### [Input for this task]
<<<<

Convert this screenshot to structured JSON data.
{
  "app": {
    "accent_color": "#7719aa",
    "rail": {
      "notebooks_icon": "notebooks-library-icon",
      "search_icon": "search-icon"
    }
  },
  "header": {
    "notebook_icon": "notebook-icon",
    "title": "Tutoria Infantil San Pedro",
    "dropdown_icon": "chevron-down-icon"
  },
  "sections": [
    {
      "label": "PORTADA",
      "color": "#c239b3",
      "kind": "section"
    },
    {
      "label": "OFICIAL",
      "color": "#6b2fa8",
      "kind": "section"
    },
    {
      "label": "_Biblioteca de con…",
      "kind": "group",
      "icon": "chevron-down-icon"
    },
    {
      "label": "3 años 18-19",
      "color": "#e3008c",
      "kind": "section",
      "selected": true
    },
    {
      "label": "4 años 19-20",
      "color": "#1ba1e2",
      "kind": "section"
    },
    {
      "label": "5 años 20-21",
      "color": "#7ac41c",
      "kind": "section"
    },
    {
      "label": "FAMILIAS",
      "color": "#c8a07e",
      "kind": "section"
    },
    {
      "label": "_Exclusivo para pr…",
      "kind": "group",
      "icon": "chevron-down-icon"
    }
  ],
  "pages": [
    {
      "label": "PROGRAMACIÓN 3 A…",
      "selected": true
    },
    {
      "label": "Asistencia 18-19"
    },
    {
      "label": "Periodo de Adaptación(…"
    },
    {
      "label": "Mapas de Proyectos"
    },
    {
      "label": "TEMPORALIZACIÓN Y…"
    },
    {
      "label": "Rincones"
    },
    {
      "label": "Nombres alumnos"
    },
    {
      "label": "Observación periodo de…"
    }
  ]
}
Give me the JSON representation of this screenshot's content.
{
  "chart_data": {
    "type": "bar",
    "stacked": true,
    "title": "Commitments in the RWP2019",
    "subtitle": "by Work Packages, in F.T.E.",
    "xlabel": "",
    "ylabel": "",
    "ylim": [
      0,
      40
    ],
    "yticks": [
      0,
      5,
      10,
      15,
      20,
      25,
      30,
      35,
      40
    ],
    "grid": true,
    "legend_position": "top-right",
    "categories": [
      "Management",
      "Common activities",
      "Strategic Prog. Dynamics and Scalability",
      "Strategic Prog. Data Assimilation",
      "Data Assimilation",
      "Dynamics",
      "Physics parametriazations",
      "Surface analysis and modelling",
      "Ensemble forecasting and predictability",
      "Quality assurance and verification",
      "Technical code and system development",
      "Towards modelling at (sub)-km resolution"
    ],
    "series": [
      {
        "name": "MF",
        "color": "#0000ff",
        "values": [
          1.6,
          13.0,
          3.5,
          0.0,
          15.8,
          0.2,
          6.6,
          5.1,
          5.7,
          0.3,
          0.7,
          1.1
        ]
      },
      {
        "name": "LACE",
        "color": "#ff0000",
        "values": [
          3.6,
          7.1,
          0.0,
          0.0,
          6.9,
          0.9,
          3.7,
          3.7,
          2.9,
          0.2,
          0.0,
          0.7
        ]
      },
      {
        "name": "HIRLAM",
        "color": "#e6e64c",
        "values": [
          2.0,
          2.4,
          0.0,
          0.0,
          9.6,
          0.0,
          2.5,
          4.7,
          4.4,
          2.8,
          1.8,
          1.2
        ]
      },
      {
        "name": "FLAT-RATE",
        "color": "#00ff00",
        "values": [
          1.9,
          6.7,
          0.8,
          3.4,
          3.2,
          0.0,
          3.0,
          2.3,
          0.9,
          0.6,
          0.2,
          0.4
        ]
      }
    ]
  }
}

>>>>

### [Written exercise]
Search the data for "name". Copy every matching line.

### [Right answer]
        "name": "MF",
        "name": "LACE",
        "name": "HIRLAM",
        "name": "FLAT-RATE",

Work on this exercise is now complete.